[EXERCISE INPUTS start]
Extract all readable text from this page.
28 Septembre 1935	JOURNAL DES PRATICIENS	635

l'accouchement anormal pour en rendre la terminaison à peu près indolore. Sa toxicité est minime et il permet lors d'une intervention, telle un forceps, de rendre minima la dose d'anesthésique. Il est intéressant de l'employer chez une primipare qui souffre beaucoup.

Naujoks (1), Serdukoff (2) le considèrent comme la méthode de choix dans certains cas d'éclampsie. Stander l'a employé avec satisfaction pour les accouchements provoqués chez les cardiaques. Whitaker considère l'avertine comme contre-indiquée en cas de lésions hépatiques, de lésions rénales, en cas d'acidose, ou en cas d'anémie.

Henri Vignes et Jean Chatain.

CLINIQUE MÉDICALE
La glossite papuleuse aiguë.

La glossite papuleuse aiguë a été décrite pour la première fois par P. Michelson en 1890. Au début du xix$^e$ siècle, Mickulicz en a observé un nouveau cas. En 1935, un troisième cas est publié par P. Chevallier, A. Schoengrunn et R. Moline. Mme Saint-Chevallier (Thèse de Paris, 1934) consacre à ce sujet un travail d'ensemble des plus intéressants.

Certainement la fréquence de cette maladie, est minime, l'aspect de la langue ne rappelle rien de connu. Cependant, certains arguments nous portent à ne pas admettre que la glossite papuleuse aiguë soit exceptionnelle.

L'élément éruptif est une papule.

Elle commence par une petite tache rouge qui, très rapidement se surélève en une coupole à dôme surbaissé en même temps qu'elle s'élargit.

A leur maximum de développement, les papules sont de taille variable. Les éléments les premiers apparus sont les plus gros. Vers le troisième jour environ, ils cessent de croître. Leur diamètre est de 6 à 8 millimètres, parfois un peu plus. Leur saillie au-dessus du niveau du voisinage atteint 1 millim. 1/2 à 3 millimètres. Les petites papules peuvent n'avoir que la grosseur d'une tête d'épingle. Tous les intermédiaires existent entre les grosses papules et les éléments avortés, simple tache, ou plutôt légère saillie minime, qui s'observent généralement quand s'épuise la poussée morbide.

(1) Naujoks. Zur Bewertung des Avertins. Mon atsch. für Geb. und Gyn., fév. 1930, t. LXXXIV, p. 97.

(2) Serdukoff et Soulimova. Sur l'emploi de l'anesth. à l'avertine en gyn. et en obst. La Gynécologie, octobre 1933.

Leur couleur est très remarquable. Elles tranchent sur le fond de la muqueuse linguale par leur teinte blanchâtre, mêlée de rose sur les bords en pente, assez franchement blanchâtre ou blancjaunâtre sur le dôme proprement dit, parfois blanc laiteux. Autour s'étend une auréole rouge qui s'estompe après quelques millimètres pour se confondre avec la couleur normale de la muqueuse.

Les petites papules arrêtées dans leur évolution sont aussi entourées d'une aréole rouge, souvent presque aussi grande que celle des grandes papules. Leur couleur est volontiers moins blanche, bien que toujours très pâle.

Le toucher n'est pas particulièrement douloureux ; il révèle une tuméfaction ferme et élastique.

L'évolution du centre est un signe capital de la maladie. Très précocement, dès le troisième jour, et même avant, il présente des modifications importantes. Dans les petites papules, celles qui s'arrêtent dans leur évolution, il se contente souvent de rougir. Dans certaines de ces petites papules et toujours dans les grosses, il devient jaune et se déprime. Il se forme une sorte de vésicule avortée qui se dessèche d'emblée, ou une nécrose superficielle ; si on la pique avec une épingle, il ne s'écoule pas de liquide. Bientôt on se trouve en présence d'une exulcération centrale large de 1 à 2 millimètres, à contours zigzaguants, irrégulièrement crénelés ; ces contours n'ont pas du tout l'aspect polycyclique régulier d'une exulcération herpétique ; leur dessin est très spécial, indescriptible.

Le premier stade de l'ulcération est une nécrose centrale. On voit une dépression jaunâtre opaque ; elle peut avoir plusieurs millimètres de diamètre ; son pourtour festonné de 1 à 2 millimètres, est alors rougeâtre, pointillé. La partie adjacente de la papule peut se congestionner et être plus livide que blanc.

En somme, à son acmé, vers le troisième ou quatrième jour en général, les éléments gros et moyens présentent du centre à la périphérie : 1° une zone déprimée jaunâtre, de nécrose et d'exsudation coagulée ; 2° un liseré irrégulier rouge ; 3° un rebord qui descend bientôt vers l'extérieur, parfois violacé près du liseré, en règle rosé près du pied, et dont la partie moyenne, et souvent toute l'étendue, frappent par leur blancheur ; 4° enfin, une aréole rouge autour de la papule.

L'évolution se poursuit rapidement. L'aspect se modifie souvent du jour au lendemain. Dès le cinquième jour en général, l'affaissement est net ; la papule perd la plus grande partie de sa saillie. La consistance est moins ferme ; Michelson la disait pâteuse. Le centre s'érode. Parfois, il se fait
[EXERCISE INPUTS end]
DIRECTIONS: Each line in the entries above that includes the string "Serdukoff" should be extracted.

WORKED SOLUTION:
Naujoks (1), Serdukoff (2) le considèrent comme la méthode de choix dans certains cas d'éclampsie. Stander l'a employé avec satisfaction pour les accouchements provoqués chez les cardiaques. Whitaker considère l'avertine comme contre-indiquée en cas de lésions hépatiques, de lésions rénales, en cas d'acidose, ou en cas d'anémie.
(2) Serdukoff et Soulimova. Sur l'emploi de l'anesth. à l'avertine en gyn. et en obst. La Gynécologie, octobre 1933.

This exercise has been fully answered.